**Do this**
Check each line of the listing below for the word "JSON" and say how many lines have it. Nothing else should be written.

****************

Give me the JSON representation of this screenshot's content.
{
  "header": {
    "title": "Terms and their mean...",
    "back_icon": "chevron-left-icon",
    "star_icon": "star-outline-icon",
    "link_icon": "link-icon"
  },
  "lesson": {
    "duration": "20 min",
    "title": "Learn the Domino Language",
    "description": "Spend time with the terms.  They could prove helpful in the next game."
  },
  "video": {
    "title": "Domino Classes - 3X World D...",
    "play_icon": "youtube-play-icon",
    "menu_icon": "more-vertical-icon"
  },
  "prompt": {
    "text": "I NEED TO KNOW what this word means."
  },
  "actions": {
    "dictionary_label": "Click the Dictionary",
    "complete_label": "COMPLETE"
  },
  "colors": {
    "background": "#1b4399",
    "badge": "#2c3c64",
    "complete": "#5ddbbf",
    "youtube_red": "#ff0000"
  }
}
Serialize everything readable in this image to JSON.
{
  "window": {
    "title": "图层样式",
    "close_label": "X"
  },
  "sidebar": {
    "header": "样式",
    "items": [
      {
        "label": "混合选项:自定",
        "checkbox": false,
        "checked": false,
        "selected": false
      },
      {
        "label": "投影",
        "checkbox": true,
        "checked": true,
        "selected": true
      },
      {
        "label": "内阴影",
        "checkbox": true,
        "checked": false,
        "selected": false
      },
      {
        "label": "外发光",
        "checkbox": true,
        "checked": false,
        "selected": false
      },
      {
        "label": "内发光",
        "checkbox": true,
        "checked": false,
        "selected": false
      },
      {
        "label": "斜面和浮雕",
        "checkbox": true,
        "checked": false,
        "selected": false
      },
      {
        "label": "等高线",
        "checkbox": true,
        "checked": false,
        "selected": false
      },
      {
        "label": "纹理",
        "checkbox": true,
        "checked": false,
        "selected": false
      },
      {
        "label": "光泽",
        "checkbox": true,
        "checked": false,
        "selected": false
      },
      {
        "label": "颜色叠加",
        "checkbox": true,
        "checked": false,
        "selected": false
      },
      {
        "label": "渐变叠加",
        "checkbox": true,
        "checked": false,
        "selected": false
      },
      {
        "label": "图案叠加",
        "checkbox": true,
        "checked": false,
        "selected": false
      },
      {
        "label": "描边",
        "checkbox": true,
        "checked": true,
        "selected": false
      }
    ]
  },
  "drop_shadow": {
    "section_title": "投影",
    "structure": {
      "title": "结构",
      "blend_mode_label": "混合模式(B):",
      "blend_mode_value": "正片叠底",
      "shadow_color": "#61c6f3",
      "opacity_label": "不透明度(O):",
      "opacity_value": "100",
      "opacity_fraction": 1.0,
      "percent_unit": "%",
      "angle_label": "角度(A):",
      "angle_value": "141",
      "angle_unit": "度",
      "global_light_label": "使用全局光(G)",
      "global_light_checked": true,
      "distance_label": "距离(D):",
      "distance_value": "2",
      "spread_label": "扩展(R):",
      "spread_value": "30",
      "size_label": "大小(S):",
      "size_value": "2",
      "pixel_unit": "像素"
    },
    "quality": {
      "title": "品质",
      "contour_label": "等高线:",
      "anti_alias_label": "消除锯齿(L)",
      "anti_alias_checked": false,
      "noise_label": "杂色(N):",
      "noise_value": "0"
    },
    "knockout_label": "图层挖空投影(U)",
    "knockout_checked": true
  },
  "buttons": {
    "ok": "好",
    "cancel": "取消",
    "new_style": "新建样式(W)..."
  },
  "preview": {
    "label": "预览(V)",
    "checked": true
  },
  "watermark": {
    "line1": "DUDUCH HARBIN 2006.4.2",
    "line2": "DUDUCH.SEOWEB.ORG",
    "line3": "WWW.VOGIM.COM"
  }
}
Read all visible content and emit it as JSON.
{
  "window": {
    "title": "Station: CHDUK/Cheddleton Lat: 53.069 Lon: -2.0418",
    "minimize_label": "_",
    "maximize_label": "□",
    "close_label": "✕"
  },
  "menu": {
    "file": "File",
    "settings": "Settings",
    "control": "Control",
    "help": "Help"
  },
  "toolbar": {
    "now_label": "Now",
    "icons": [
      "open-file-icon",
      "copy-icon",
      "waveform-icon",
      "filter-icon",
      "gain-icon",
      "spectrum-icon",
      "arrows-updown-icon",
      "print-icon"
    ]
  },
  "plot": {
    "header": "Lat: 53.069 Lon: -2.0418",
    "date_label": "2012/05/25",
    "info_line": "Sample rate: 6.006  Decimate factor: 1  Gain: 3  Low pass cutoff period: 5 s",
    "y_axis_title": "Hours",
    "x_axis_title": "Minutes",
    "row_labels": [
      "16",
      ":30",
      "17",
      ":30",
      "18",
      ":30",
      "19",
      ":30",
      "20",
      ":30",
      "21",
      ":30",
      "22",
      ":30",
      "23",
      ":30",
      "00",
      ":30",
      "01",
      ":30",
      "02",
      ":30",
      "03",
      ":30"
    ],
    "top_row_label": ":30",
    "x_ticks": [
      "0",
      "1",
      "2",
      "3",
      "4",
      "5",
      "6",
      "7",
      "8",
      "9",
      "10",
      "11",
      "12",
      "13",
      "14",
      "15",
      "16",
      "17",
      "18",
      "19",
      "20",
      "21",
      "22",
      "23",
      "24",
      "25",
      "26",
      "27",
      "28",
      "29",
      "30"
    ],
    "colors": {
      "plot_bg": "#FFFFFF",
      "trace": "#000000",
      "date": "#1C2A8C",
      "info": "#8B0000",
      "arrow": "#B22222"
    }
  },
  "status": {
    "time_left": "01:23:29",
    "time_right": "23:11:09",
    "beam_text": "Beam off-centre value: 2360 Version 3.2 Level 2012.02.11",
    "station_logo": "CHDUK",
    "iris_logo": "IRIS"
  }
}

****************

**Solution**
3